* [PROBLEM TO SOLVE] Copy each line below that includes "modes".

* BEGIN RECORDS FOR THIS TASK *

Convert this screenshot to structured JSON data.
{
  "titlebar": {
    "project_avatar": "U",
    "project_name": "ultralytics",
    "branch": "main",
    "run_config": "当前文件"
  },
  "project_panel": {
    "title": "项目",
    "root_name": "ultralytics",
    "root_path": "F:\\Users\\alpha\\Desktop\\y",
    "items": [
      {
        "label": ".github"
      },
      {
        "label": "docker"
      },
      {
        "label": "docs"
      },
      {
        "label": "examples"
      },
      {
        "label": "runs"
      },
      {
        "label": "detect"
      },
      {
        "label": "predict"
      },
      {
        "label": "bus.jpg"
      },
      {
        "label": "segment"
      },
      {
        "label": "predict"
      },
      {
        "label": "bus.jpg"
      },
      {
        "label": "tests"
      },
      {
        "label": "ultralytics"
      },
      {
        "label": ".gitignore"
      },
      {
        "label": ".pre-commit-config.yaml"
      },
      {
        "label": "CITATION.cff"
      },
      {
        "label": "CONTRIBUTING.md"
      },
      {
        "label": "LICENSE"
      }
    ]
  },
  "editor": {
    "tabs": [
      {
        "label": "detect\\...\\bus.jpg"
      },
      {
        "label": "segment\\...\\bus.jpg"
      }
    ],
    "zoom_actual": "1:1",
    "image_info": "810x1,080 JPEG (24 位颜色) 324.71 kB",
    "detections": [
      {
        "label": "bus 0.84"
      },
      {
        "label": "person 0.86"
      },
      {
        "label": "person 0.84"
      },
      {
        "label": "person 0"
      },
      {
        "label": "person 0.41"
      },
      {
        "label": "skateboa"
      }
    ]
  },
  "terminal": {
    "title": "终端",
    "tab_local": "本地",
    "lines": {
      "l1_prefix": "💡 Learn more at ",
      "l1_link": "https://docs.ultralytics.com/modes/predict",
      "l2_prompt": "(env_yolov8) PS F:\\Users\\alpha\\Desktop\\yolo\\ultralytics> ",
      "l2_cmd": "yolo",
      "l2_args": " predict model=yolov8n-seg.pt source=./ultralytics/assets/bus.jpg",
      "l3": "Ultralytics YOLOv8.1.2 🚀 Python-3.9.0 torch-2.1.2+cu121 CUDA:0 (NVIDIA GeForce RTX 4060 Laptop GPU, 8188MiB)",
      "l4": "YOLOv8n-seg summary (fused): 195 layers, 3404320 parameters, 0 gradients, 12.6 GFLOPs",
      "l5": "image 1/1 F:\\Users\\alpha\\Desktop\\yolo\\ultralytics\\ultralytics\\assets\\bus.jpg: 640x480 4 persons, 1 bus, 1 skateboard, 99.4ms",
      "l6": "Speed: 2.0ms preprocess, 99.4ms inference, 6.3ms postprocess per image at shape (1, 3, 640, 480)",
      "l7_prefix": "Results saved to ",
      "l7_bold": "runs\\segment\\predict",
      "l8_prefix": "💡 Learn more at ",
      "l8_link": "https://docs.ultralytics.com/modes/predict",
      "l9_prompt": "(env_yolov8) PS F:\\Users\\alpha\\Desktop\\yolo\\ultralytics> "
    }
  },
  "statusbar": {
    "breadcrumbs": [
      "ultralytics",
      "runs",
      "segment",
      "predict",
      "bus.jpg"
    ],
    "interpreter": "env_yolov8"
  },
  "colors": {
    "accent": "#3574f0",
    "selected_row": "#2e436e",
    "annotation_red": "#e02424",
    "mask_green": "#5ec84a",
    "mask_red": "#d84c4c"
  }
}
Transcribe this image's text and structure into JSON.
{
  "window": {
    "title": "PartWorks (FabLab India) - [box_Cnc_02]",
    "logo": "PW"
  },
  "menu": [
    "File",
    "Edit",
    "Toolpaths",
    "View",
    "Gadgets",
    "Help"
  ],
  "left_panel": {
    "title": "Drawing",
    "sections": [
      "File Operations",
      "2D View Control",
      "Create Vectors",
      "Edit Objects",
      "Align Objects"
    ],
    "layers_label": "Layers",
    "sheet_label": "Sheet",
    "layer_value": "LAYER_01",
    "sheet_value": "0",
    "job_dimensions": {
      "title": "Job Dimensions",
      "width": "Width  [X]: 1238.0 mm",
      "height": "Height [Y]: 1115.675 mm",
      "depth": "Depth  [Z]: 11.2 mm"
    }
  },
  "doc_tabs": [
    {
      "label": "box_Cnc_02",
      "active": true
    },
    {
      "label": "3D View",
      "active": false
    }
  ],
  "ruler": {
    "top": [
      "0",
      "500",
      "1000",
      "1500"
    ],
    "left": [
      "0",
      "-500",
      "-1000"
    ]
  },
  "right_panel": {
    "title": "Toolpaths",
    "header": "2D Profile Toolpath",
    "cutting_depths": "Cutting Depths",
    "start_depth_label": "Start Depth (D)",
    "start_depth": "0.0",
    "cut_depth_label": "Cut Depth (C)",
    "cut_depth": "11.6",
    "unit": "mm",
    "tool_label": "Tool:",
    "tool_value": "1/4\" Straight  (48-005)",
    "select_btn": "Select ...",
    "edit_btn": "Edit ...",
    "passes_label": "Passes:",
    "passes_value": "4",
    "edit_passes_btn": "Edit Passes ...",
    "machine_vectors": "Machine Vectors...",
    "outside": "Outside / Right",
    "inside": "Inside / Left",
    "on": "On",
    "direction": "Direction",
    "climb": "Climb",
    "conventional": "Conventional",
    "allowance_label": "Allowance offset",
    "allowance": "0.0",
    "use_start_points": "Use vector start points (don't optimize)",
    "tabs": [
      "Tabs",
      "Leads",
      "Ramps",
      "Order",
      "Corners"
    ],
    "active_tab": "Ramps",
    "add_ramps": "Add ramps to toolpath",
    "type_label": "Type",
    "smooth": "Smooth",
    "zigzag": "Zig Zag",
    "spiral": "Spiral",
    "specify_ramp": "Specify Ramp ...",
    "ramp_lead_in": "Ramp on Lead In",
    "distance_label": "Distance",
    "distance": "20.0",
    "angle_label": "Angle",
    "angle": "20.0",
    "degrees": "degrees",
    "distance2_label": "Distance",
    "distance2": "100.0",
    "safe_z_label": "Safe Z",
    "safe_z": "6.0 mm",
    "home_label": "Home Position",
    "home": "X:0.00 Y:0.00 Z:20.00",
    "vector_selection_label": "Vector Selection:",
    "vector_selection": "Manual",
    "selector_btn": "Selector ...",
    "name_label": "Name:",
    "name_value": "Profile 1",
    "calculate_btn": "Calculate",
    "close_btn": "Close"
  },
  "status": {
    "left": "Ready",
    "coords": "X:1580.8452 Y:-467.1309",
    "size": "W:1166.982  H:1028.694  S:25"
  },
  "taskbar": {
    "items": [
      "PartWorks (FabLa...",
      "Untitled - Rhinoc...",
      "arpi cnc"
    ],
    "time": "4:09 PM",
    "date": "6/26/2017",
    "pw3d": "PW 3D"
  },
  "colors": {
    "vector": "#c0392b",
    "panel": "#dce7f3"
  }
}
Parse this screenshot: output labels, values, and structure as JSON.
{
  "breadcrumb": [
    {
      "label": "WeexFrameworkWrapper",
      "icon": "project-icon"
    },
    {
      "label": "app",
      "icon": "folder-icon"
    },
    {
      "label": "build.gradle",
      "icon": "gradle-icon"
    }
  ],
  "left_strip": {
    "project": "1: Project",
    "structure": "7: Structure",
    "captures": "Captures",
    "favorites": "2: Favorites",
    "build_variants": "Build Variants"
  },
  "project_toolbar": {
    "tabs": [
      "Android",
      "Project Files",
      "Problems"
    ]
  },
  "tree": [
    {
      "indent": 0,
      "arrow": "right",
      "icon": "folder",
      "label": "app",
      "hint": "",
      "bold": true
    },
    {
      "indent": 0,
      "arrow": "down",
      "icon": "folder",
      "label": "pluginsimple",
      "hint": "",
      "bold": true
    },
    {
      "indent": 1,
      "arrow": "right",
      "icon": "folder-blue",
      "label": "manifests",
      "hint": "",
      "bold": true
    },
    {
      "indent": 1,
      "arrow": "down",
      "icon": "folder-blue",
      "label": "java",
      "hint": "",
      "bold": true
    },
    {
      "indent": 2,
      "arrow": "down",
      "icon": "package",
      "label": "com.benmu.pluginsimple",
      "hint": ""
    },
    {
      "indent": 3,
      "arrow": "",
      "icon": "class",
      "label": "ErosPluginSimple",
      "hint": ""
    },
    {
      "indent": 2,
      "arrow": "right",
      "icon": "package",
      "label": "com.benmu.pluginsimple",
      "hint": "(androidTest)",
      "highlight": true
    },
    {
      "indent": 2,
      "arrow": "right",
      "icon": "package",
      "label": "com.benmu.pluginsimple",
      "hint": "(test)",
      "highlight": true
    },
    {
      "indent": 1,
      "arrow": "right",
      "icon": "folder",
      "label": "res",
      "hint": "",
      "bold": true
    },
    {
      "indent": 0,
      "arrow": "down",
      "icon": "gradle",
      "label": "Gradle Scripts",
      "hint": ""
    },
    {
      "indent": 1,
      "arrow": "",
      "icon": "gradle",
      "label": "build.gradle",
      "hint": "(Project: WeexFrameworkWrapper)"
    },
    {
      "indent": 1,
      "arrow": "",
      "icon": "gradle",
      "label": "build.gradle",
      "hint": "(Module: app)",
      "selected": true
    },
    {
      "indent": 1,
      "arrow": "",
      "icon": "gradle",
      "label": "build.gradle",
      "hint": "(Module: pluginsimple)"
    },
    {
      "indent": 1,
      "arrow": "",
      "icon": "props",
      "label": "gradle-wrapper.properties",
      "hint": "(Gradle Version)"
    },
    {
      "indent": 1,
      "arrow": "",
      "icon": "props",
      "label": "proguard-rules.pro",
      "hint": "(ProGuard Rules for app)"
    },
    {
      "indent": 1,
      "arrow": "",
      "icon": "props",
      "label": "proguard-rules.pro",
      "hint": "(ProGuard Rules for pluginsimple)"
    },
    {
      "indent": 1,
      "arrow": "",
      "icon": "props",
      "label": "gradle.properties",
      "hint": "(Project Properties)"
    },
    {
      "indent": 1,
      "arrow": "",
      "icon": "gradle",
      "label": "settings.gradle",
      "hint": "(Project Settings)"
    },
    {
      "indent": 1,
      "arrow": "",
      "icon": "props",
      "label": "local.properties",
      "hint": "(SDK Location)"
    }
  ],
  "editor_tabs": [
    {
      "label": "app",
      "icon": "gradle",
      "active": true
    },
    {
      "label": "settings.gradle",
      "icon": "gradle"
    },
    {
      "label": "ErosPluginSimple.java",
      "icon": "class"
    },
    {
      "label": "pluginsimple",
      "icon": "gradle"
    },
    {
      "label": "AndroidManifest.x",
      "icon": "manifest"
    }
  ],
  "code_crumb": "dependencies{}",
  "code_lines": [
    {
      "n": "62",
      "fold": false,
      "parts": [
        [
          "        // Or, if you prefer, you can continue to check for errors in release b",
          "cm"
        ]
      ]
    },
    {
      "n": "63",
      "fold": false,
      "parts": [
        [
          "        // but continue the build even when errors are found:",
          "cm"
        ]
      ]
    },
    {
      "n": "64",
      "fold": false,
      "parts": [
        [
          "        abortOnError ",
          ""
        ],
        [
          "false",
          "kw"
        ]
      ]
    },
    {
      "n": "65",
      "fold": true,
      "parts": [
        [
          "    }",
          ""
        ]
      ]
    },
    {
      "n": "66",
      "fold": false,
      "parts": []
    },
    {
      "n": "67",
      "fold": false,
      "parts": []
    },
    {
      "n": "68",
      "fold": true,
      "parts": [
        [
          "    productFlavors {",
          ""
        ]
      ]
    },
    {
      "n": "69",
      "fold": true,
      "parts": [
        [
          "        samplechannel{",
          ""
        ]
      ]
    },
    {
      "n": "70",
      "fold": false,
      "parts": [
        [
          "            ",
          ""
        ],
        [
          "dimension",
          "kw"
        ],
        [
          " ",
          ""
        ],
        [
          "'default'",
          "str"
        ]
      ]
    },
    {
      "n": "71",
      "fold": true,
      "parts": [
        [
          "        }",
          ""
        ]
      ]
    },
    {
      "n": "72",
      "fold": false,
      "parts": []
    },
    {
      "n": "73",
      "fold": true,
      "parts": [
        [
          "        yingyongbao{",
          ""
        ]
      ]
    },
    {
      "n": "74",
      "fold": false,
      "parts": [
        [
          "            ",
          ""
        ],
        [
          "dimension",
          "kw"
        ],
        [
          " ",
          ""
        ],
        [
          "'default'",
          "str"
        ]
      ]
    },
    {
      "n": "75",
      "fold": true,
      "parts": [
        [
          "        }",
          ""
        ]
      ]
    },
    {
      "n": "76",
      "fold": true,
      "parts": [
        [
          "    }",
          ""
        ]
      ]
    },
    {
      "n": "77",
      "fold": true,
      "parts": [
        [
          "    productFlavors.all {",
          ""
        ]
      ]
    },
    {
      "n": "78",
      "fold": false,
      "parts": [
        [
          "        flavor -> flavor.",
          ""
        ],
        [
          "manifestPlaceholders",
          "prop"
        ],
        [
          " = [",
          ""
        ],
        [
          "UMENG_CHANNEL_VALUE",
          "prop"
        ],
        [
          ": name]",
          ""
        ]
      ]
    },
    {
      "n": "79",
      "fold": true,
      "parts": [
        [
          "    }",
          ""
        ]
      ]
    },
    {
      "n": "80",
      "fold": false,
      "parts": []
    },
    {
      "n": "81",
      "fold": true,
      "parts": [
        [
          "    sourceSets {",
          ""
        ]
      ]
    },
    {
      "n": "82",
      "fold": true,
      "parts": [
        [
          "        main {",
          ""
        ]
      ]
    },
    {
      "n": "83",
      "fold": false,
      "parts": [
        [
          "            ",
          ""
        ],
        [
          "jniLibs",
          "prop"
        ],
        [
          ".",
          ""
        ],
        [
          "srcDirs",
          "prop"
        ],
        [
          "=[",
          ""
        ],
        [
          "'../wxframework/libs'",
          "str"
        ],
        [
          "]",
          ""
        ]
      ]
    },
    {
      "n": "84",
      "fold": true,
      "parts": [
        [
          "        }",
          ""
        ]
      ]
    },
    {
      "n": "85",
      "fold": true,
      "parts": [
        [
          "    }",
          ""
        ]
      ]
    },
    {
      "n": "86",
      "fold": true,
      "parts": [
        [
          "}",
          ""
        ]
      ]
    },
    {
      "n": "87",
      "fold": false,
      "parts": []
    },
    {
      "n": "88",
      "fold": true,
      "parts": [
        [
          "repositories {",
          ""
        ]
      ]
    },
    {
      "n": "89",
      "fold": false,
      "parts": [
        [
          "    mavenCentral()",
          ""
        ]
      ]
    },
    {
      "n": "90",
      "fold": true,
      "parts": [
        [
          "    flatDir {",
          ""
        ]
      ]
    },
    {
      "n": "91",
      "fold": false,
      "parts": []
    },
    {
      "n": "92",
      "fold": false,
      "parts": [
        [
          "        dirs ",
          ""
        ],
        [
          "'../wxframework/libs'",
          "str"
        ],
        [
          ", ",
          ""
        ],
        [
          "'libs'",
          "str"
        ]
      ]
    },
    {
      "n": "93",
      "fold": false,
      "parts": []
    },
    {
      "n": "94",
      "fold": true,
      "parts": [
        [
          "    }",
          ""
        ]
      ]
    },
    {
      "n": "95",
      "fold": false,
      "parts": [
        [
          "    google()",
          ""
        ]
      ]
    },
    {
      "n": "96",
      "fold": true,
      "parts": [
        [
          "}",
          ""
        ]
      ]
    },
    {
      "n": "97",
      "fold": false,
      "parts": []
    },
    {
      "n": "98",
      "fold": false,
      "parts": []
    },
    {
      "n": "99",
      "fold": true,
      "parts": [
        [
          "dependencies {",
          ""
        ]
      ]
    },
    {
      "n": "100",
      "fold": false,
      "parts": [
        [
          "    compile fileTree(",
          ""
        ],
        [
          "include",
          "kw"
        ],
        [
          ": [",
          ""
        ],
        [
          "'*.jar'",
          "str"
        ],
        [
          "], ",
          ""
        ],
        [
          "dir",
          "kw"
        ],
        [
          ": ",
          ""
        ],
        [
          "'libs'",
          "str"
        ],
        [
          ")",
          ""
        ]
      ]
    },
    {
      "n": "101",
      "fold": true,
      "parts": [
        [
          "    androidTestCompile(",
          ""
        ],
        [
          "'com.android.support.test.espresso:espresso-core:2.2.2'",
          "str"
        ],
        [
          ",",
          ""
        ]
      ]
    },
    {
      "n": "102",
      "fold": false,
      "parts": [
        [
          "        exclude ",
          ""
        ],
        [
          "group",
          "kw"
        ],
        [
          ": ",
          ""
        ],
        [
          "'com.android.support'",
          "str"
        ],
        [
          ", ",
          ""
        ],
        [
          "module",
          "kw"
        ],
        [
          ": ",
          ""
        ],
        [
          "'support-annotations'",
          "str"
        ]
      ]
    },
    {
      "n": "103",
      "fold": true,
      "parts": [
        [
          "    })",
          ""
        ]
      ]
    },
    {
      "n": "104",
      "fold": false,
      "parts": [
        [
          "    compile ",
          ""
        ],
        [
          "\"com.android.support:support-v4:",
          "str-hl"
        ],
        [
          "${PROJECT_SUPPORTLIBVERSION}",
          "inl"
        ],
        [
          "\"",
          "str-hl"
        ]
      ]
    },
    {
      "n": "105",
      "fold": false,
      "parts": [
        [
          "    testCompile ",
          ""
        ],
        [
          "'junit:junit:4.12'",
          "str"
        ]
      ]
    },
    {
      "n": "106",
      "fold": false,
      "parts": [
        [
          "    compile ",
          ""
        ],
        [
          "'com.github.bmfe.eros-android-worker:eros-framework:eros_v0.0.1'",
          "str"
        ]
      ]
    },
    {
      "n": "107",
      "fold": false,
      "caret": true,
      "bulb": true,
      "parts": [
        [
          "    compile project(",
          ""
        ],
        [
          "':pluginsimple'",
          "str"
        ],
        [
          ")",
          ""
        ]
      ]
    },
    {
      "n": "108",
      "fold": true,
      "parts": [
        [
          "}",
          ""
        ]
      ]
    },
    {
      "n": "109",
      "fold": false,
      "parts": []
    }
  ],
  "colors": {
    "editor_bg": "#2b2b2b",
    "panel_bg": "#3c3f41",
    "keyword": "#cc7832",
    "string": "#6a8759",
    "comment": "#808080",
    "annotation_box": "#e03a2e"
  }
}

* END RECORDS FOR THIS TASK *

* [TASK ANSWER]
      "l1_link": "https://docs.ultralytics.com/modes/predict",
      "l8_link": "https://docs.ultralytics.com/modes/predict",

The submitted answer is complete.